Retype each record below word for word. Leave the pictures out.

☆ ☆ ☆ ☆ ☆

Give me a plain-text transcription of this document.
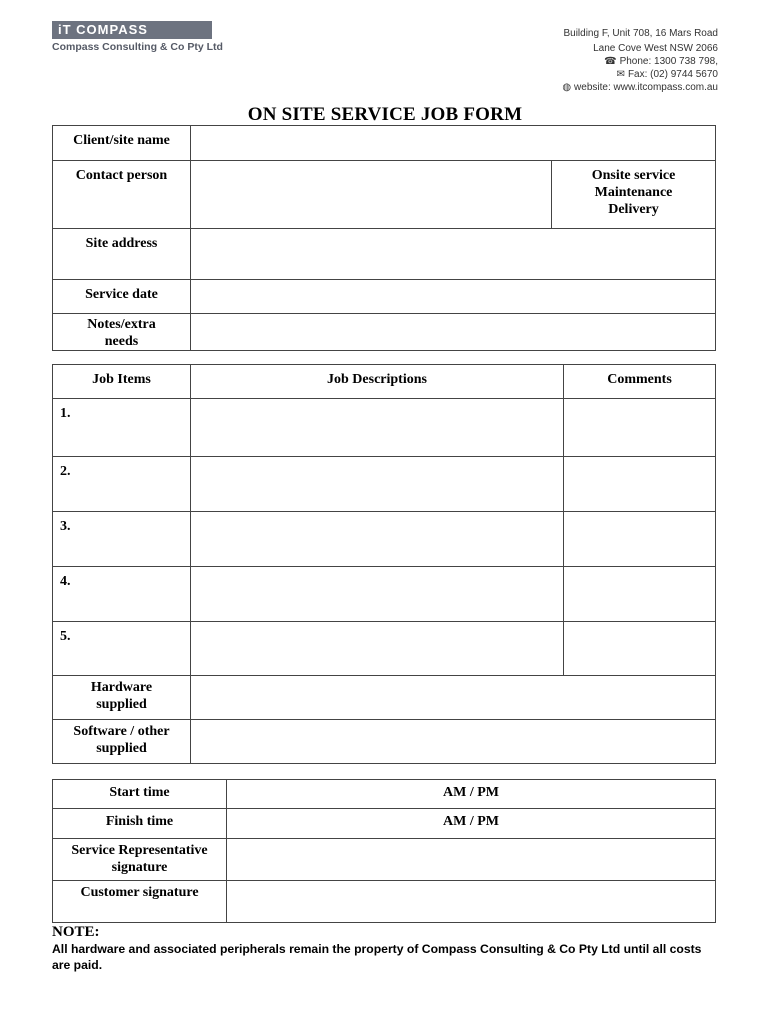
iT COMPASS
Compass Consulting & Co Pty Ltd
Building F, Unit 708, 16 Mars Road
Lane Cove West NSW 2066
☎ Phone: 1300 738 798,
✉ Fax: (02) 9744 5670
◍ website: www.itcompass.com.au
ON SITE SERVICE JOB FORM
Client/site name		
Contact person		Onsite service
Maintenance
Delivery

Site address		
Service date		

Notes/extra
needs		

Job Items	Job Descriptions	Comments
1.		
2.		
3.		
4.		
5.		

Hardware
supplied		

Software / other
supplied		

Start time	AM / PM
Finish time	AM / PM

Service Representative
signature	

Customer signature	
NOTE:
All hardware and associated peripherals remain the property of Compass Consulting & Co Pty Ltd until all costs are paid.
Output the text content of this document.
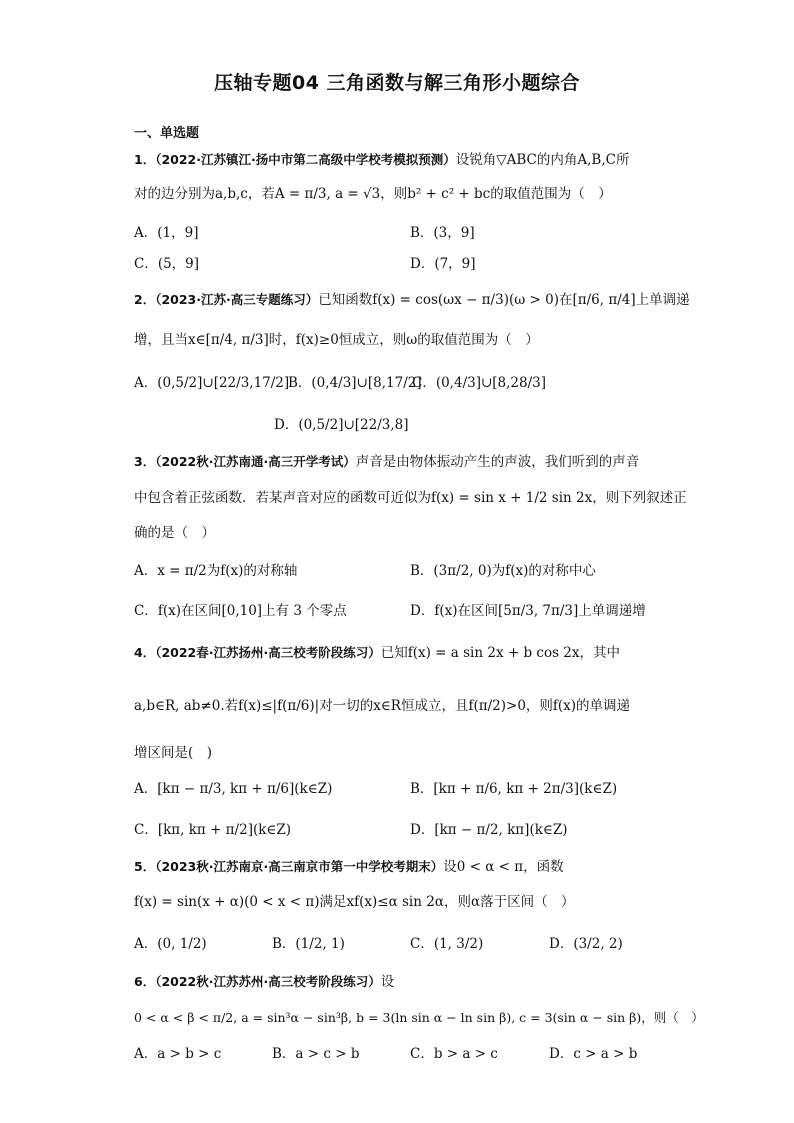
压轴专题04 三角函数与解三角形小题综合
一、单选题
1．（2022·江苏镇江·扬中市第二高级中学校考模拟预测）设锐角▽ABC的内角A,B,C所
对的边分别为a,b,c，若A = π/3, a = √3，则b² + c² + bc的取值范围为（　）
A．(1，9]	B．(3，9]
C．(5，9]	D．(7，9]
2．（2023·江苏·高三专题练习）已知函数f(x) = cos(ωx − π/3)(ω > 0)在[π/6, π/4]上单调递
增，且当x∈[π/4, π/3]时，f(x)≥0恒成立，则ω的取值范围为（　）
A．(0,5/2]∪[22/3,17/2]
B．(0,4/3]∪[8,17/2]
C．(0,4/3]∪[8,28/3]
D．(0,5/2]∪[22/3,8]
3．（2022秋·江苏南通·高三开学考试）声音是由物体振动产生的声波，我们听到的声音
中包含着正弦函数．若某声音对应的函数可近似为f(x) = sin x + 1/2 sin 2x，则下列叙述正
确的是（　）
A．x = π/2为f(x)的对称轴	B．(3π/2, 0)为f(x)的对称中心
C．f(x)在区间[0,10]上有 3 个零点	D．f(x)在区间[5π/3, 7π/3]上单调递增
4．（2022春·江苏扬州·高三校考阶段练习）已知f(x) = a sin 2x + b cos 2x，其中
a,b∈R, ab≠0.若f(x)≤|f(π/6)|对一切的x∈R恒成立，且f(π/2)>0，则f(x)的单调递
增区间是(　)
A．[kπ − π/3, kπ + π/6](k∈Z)	B．[kπ + π/6, kπ + 2π/3](k∈Z)
C．[kπ, kπ + π/2](k∈Z)	D．[kπ − π/2, kπ](k∈Z)
5．（2023秋·江苏南京·高三南京市第一中学校考期末）设0 < α < π，函数
f(x) = sin(x + α)(0 < x < π)满足xf(x)≤α sin 2α，则α落于区间（　）
A．(0, 1/2)	B．(1/2, 1)	C．(1, 3/2)	D．(3/2, 2)
6．（2022秋·江苏苏州·高三校考阶段练习）设
0 < α < β < π/2, a = sin³α − sin³β, b = 3(ln sin α − ln sin β), c = 3(sin α − sin β)，则（　）
A．a > b > c	B．a > c > b	C．b > a > c	D．c > a > b
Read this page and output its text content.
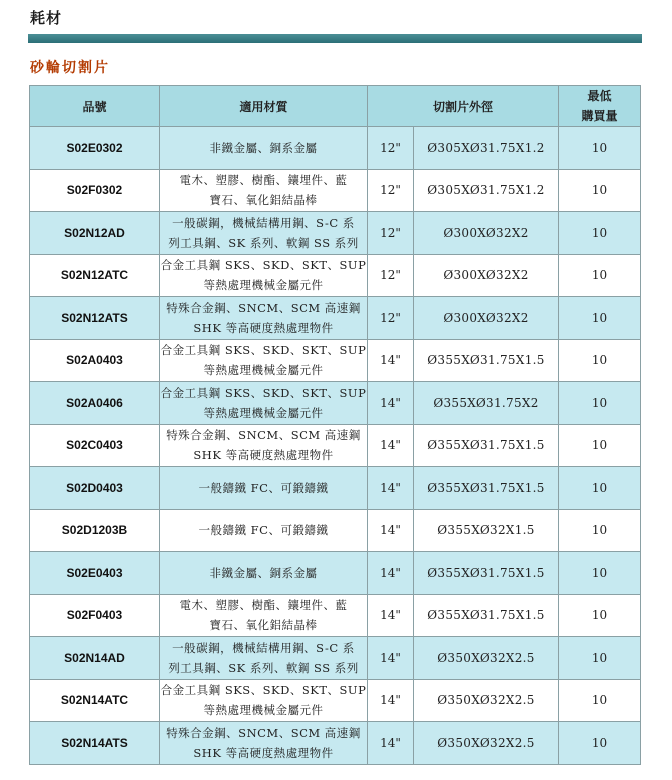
耗材
砂輪切割片
品號	適用材質	切割片外徑		最低
購買量

S02E0302	非鐵金屬、銅系金屬	12"	Ø305XØ31.75X1.2	10
S02F0302	電木、塑膠、樹酯、鑲埋件、藍
寶石、氧化鋁結晶棒	12"	Ø305XØ31.75X1.2	10
S02N12AD	一般碳鋼，機械結構用鋼、S-C 系
列工具鋼、SK 系列、軟鋼 SS 系列	12"	Ø300XØ32X2	10
S02N12ATC	合金工具鋼 SKS、SKD、SKT、SUP
等熱處理機械金屬元件	12"	Ø300XØ32X2	10
S02N12ATS	特殊合金鋼、SNCM、SCM 高速鋼
SHK 等高硬度熱處理物件	12"	Ø300XØ32X2	10
S02A0403	合金工具鋼 SKS、SKD、SKT、SUP
等熱處理機械金屬元件	14"	Ø355XØ31.75X1.5	10
S02A0406	合金工具鋼 SKS、SKD、SKT、SUP
等熱處理機械金屬元件	14"	Ø355XØ31.75X2	10
S02C0403	特殊合金鋼、SNCM、SCM 高速鋼
SHK 等高硬度熱處理物件	14"	Ø355XØ31.75X1.5	10
S02D0403	一般鑄鐵 FC、可鍛鑄鐵	14"	Ø355XØ31.75X1.5	10
S02D1203B	一般鑄鐵 FC、可鍛鑄鐵	14"	Ø355XØ32X1.5	10
S02E0403	非鐵金屬、銅系金屬	14"	Ø355XØ31.75X1.5	10
S02F0403	電木、塑膠、樹酯、鑲埋件、藍
寶石、氧化鋁結晶棒	14"	Ø355XØ31.75X1.5	10
S02N14AD	一般碳鋼，機械結構用鋼、S-C 系
列工具鋼、SK 系列、軟鋼 SS 系列	14"	Ø350XØ32X2.5	10
S02N14ATC	合金工具鋼 SKS、SKD、SKT、SUP
等熱處理機械金屬元件	14"	Ø350XØ32X2.5	10
S02N14ATS	特殊合金鋼、SNCM、SCM 高速鋼
SHK 等高硬度熱處理物件	14"	Ø350XØ32X2.5	10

☆ ☆ ☆ ☆ ☆

### Exercise result
Give me a plain-text transcription of this document.
iT COMPASS
Compass Consulting & Co Pty Ltd
Building F, Unit 708, 16 Mars Road
Lane Cove West NSW 2066
☎ Phone: 1300 738 798,
✉ Fax: (02) 9744 5670
◍ website: www.itcompass.com.au
ON SITE SERVICE JOB FORM
Client/site name		
Contact person		Onsite service
Maintenance
Delivery

Site address		
Service date		

Notes/extra
needs		

Job Items	Job Descriptions	Comments
1.		
2.		
3.		
4.		
5.		

Hardware
supplied		

Software / other
supplied		

Start time	AM / PM
Finish time	AM / PM

Service Representative
signature	

Customer signature	
NOTE:
All hardware and associated peripherals remain the property of Compass Consulting & Co Pty Ltd until all costs are paid.
Output the text content of this document.
压轴专题04 三角函数与解三角形小题综合
一、单选题
1．（2022·江苏镇江·扬中市第二高级中学校考模拟预测）设锐角▽ABC的内角A,B,C所
对的边分别为a,b,c，若A = π/3, a = √3，则b² + c² + bc的取值范围为（　）
A．(1，9]	B．(3，9]
C．(5，9]	D．(7，9]
2．（2023·江苏·高三专题练习）已知函数f(x) = cos(ωx − π/3)(ω > 0)在[π/6, π/4]上单调递
增，且当x∈[π/4, π/3]时，f(x)≥0恒成立，则ω的取值范围为（　）
A．(0,5/2]∪[22/3,17/2]
B．(0,4/3]∪[8,17/2]
C．(0,4/3]∪[8,28/3]
D．(0,5/2]∪[22/3,8]
3．（2022秋·江苏南通·高三开学考试）声音是由物体振动产生的声波，我们听到的声音
中包含着正弦函数．若某声音对应的函数可近似为f(x) = sin x + 1/2 sin 2x，则下列叙述正
确的是（　）
A．x = π/2为f(x)的对称轴	B．(3π/2, 0)为f(x)的对称中心
C．f(x)在区间[0,10]上有 3 个零点	D．f(x)在区间[5π/3, 7π/3]上单调递增
4．（2022春·江苏扬州·高三校考阶段练习）已知f(x) = a sin 2x + b cos 2x，其中
a,b∈R, ab≠0.若f(x)≤|f(π/6)|对一切的x∈R恒成立，且f(π/2)>0，则f(x)的单调递
增区间是(　)
A．[kπ − π/3, kπ + π/6](k∈Z)	B．[kπ + π/6, kπ + 2π/3](k∈Z)
C．[kπ, kπ + π/2](k∈Z)	D．[kπ − π/2, kπ](k∈Z)
5．（2023秋·江苏南京·高三南京市第一中学校考期末）设0 < α < π，函数
f(x) = sin(x + α)(0 < x < π)满足xf(x)≤α sin 2α，则α落于区间（　）
A．(0, 1/2)	B．(1/2, 1)	C．(1, 3/2)	D．(3/2, 2)
6．（2022秋·江苏苏州·高三校考阶段练习）设
0 < α < β < π/2, a = sin³α − sin³β, b = 3(ln sin α − ln sin β), c = 3(sin α − sin β)，则（　）
A．a > b > c	B．a > c > b	C．b > a > c	D．c > a > b
Read this page and output its text content.
耗材
砂輪切割片
品號	適用材質	切割片外徑		最低
購買量

S02E0302	非鐵金屬、銅系金屬	12"	Ø305XØ31.75X1.2	10
S02F0302	電木、塑膠、樹酯、鑲埋件、藍
寶石、氧化鋁結晶棒	12"	Ø305XØ31.75X1.2	10
S02N12AD	一般碳鋼，機械結構用鋼、S-C 系
列工具鋼、SK 系列、軟鋼 SS 系列	12"	Ø300XØ32X2	10
S02N12ATC	合金工具鋼 SKS、SKD、SKT、SUP
等熱處理機械金屬元件	12"	Ø300XØ32X2	10
S02N12ATS	特殊合金鋼、SNCM、SCM 高速鋼
SHK 等高硬度熱處理物件	12"	Ø300XØ32X2	10
S02A0403	合金工具鋼 SKS、SKD、SKT、SUP
等熱處理機械金屬元件	14"	Ø355XØ31.75X1.5	10
S02A0406	合金工具鋼 SKS、SKD、SKT、SUP
等熱處理機械金屬元件	14"	Ø355XØ31.75X2	10
S02C0403	特殊合金鋼、SNCM、SCM 高速鋼
SHK 等高硬度熱處理物件	14"	Ø355XØ31.75X1.5	10
S02D0403	一般鑄鐵 FC、可鍛鑄鐵	14"	Ø355XØ31.75X1.5	10
S02D1203B	一般鑄鐵 FC、可鍛鑄鐵	14"	Ø355XØ32X1.5	10
S02E0403	非鐵金屬、銅系金屬	14"	Ø355XØ31.75X1.5	10
S02F0403	電木、塑膠、樹酯、鑲埋件、藍
寶石、氧化鋁結晶棒	14"	Ø355XØ31.75X1.5	10
S02N14AD	一般碳鋼，機械結構用鋼、S-C 系
列工具鋼、SK 系列、軟鋼 SS 系列	14"	Ø350XØ32X2.5	10
S02N14ATC	合金工具鋼 SKS、SKD、SKT、SUP
等熱處理機械金屬元件	14"	Ø350XØ32X2.5	10
S02N14ATS	特殊合金鋼、SNCM、SCM 高速鋼
SHK 等高硬度熱處理物件	14"	Ø350XØ32X2.5	10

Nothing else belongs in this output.